### OBJECTIVE
Reproduce the lines from the line with "symbol-lb: LB [369, 415, 382, 426]" up to and including the line with "section-b3-paragraph-5: Разность призматических", keeping every character unchanged.

Element boundary records
○ ○ ○ ○ ○ ○ ○
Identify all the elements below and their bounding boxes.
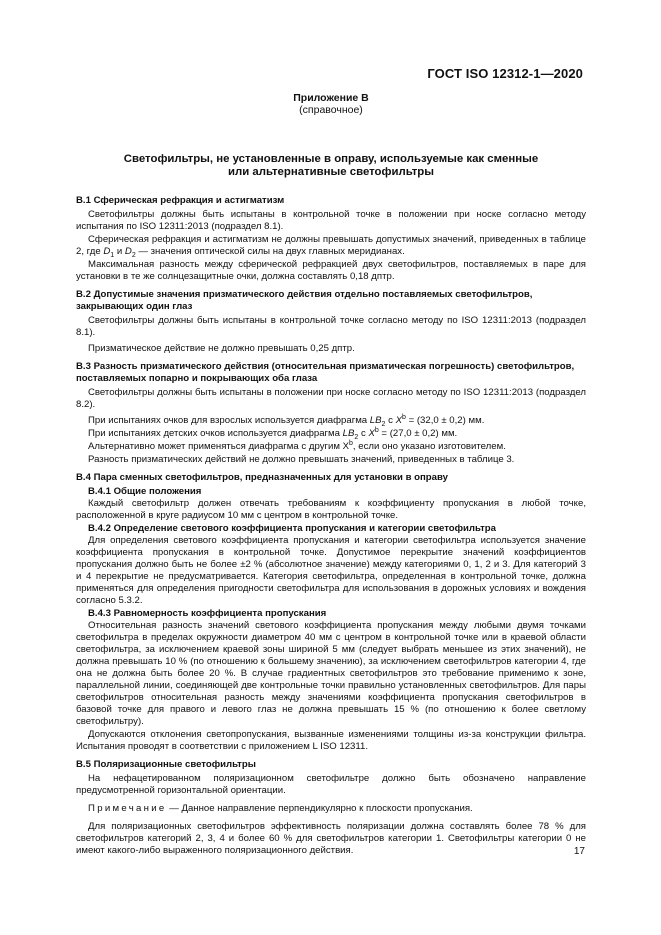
symbol-lb: LB [369, 415, 382, 426]
superscript: b [402, 413, 406, 421]
page-content [76, 92, 586, 858]
text-run: = (32,0 ± 0,2) мм. [405, 415, 485, 426]
section-b41-paragraph-1: Каждый светофильтр должен отвечать требованиям к коэффициенту пропускания в любой точке, расположенной в круге радиусом 10 мм с центром в контрольной точке. [76, 498, 586, 521]
section-b1-paragraph-3: Максимальная разность между сферической рефракцией двух светофильтров, поставляемых в паре для установки в те же солнцезащитные очки, должна составлять 0,18 дптр. [76, 259, 586, 282]
section-b41-heading: В.4.1 Общие положения [88, 486, 202, 497]
section-b3-paragraph-1: Светофильтры должны быть испытаны в положении при носке согласно методу по ISO 12311:2013 (подраздел 8.2). [76, 387, 586, 410]
subscript: 2 [131, 251, 136, 259]
section-b3-paragraph-3 [76, 428, 586, 440]
annex-type: (справочное) [299, 104, 363, 116]
symbol-x: X [395, 415, 402, 426]
symbol-x: X [368, 428, 375, 439]
section-b2-paragraph-2: Призматическое действие не должно превышать 0,25 дптр. [88, 343, 355, 354]
superscript: b [374, 426, 379, 434]
superscript: b [349, 439, 353, 447]
section-b43-heading: В.4.3 Равномерность коэффициента пропускания [88, 608, 327, 619]
section-b42-paragraph-1: Для определения светового коэффициента пропускания и категории светофильтра используется значение коэффициента пропускания в контрольной точке. Допустимое перекрытие значений коэффициентов пропускания должно быть не более ±2 % (абсолютное значение) между категориями 0, 1, 2 и 3. Для категорий 3 и 4 перекрытие не предусматривается. Категория светофильтра, определенная в контрольной точке, должна применяться для определения пригодности светофильтра для использования в дорожных условиях и вождения согласно 5.3.2. [76, 535, 586, 606]
page-number: 17 [573, 846, 585, 857]
symbol-d: D [124, 246, 132, 257]
section-b3-heading: В.3 Разность призматического действия (относительная призматическая погрешность) светофильтров, поставляемых попарно и покрывающих оба глаза [76, 361, 575, 384]
section-b3-paragraph-5: Разность призматических действий не должно превышать значений, приведенных в таблице 3. [88, 454, 515, 465]
text-run: с [385, 415, 396, 426]
section-b43-paragraph-2: Допускаются отклонения светопропускания, вызванные изменениями толщины из-за конструкции фильтра. Испытания проводят в соответствии с приложением L ISO 12311. [76, 729, 586, 752]
section-b5-paragraph-1: На нефацетированном поляризационном светофильтре должно быть обозначено направление предусмотренной горизонтальной ориентации. [76, 773, 586, 796]
subscript: 1 [110, 251, 115, 259]
subscript: 2 [354, 433, 359, 441]
text-run: и [114, 246, 125, 257]
annex-title: Приложение В [293, 92, 369, 104]
text-run: = (27,0 ± 0,2) мм. [378, 428, 458, 439]
note-label: Примечание [88, 803, 167, 814]
text-run: Сферическая рефракция и астигматизм не должны превышать допустимых значений, приведенных в таблице 2, где [76, 234, 586, 257]
section-b1-paragraph-1: Светофильтры должны быть испытаны в контрольной точке в положении при носке согласно методу испытания по ISO 12311:2013 (подраздел 8.1). [76, 209, 586, 232]
section-b2-heading: В.2 Допустимые значения призматического действия отдельно поставляемых светофильтров, закрывающих один глаз [76, 289, 533, 312]
title-line-1: Светофильтры, не установленные в оправу, используемые как сменные [123, 153, 539, 165]
standard-designation: ГОСТ ISO 12312-1—2020 [427, 66, 583, 81]
section-b5-note [76, 803, 586, 815]
text-run: При испытаниях детских очков используется диафрагма [88, 428, 343, 439]
section-b4-heading: В.4 Пара сменных светофильтров, предназначенных для установки в оправу [76, 472, 448, 483]
text-run: При испытаниях очков для взрослых используется диафрагма [88, 415, 370, 426]
section-b5-paragraph-2: Для поляризационных светофильтров эффективность поляризации должна составлять более 78 % для светофильтров категорий 2, 3, 4 и более 60 % для светофильтров категории 1. Светофильтры категории 0 не имеют какого-либо выраженного поляризационного действия. [76, 821, 586, 856]
section-b42-heading: В.4.2 Определение светового коэффициента пропускания и категории светофильтра [88, 523, 496, 534]
section-b2-paragraph-1: Светофильтры должны быть испытаны в контрольной точке согласно методу по ISO 12311:2013 (подраздел 8.1). [76, 315, 586, 338]
section-b3-paragraph-2 [76, 415, 586, 427]
section-b1-paragraph-2 [76, 234, 586, 258]
title-line-2: или альтернативные светофильтры [228, 166, 434, 178]
section-b43-paragraph-1: Относительная разность значений светового коэффициента пропускания между любыми двумя точками светофильтра в пределах окружности диаметром 40 мм с центром в контрольной точке или в краевой области светофильтра, за исключением краевой зоны шириной 5 мм (следует выбрать меньшее из этих значений), не должна превышать 10 % (по отношению к большему значению), за исключением светофильтров категории 4, где она не должна быть более 20 %. В случае градиентных светофильтров это требование применимо к зоне, параллельной линии, соединяющей две контрольные точки правильно установленных светофильтров. Для пары светофильтров относительная разность между значениями коэффициента пропускания светофильтров в базовой точке для правого и левого глаз не должна превышать 15 % (по отношению к более светлому светофильтру). [76, 620, 586, 727]
text-run: с [358, 428, 369, 439]
section-b5-heading: В.5 Поляризационные светофильтры [76, 759, 256, 770]
section-b3-paragraph-4 [76, 441, 586, 453]
note-text: — Данное направление перпендикулярно к плоскости пропускания. [166, 803, 473, 814]
symbol-d: D [103, 246, 111, 257]
text-run: Альтернативно может применяться диафрагма с другим X [88, 441, 350, 452]
annex-main-title [76, 153, 586, 179]
symbol-lb: LB [342, 428, 355, 439]
section-b1-heading: В.1 Сферическая рефракция и астигматизм [76, 195, 285, 206]
text-run: — значения оптической силы на двух главных меридианах. [135, 246, 405, 257]
annex-heading [76, 92, 586, 116]
text-run: , если оно указано изготовителем. [352, 441, 506, 452]
subscript: 2 [381, 420, 386, 428]
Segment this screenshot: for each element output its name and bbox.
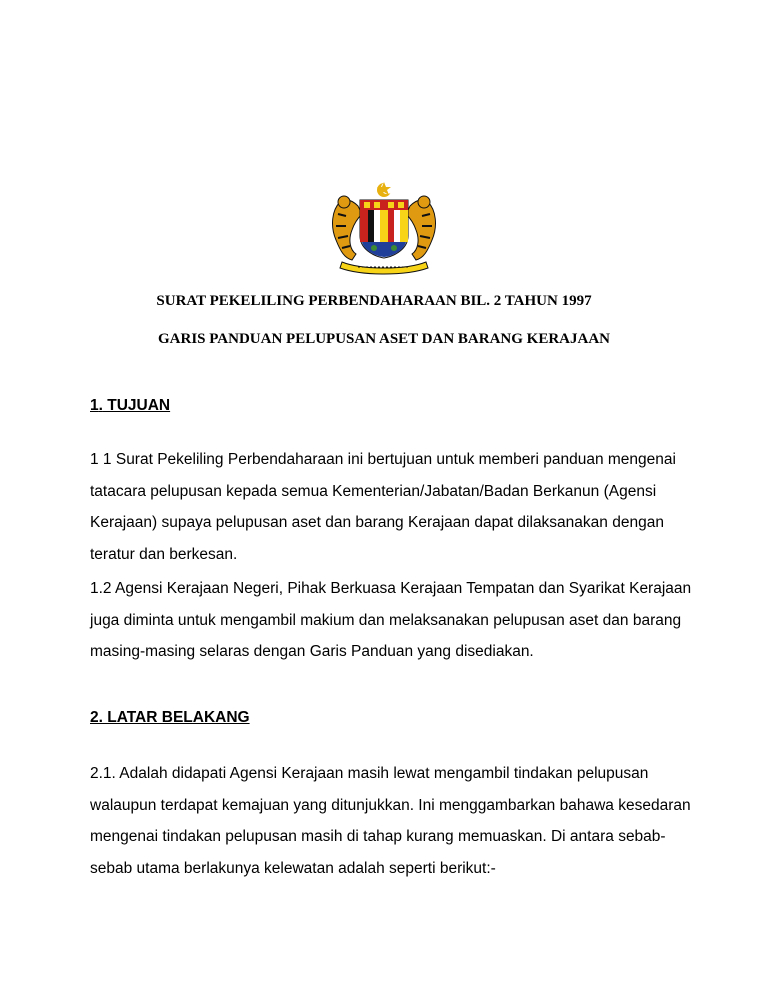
○ ○ ○ ○ ○ ○ ○
### RESULT FOR THIS TASK
symbol-lb: LB [369, 415, 382, 426]
superscript: b [402, 413, 406, 421]
page-content [76, 92, 586, 858]
text-run: = (32,0 ± 0,2) мм. [405, 415, 485, 426]
section-b41-paragraph-1: Каждый светофильтр должен отвечать требованиям к коэффициенту пропускания в любой точке, расположенной в круге радиусом 10 мм с центром в контрольной точке. [76, 498, 586, 521]
section-b1-paragraph-3: Максимальная разность между сферической рефракцией двух светофильтров, поставляемых в паре для установки в те же солнцезащитные очки, должна составлять 0,18 дптр. [76, 259, 586, 282]
section-b41-heading: В.4.1 Общие положения [88, 486, 202, 497]
section-b3-paragraph-1: Светофильтры должны быть испытаны в положении при носке согласно методу по ISO 12311:2013 (подраздел 8.2). [76, 387, 586, 410]
subscript: 2 [131, 251, 136, 259]
section-b3-paragraph-3 [76, 428, 586, 440]
annex-type: (справочное) [299, 104, 363, 116]
symbol-x: X [395, 415, 402, 426]
symbol-x: X [368, 428, 375, 439]
section-b2-paragraph-2: Призматическое действие не должно превышать 0,25 дптр. [88, 343, 355, 354]
superscript: b [374, 426, 379, 434]
superscript: b [349, 439, 353, 447]
section-b43-heading: В.4.3 Равномерность коэффициента пропускания [88, 608, 327, 619]
section-b42-paragraph-1: Для определения светового коэффициента пропускания и категории светофильтра используется значение коэффициента пропускания в контрольной точке. Допустимое перекрытие значений коэффициентов пропускания должно быть не более ±2 % (абсолютное значение) между категориями 0, 1, 2 и 3. Для категорий 3 и 4 перекрытие не предусматривается. Категория светофильтра, определенная в контрольной точке, должна применяться для определения пригодности светофильтра для использования в дорожных условиях и вождения согласно 5.3.2. [76, 535, 586, 606]
page-number: 17 [573, 846, 585, 857]
symbol-d: D [124, 246, 132, 257]
section-b3-heading: В.3 Разность призматического действия (относительная призматическая погрешность) светофильтров, поставляемых попарно и покрывающих оба глаза [76, 361, 575, 384]
section-b3-paragraph-5: Разность призматических действий не должно превышать значений, приведенных в таблице 3. [88, 454, 515, 465]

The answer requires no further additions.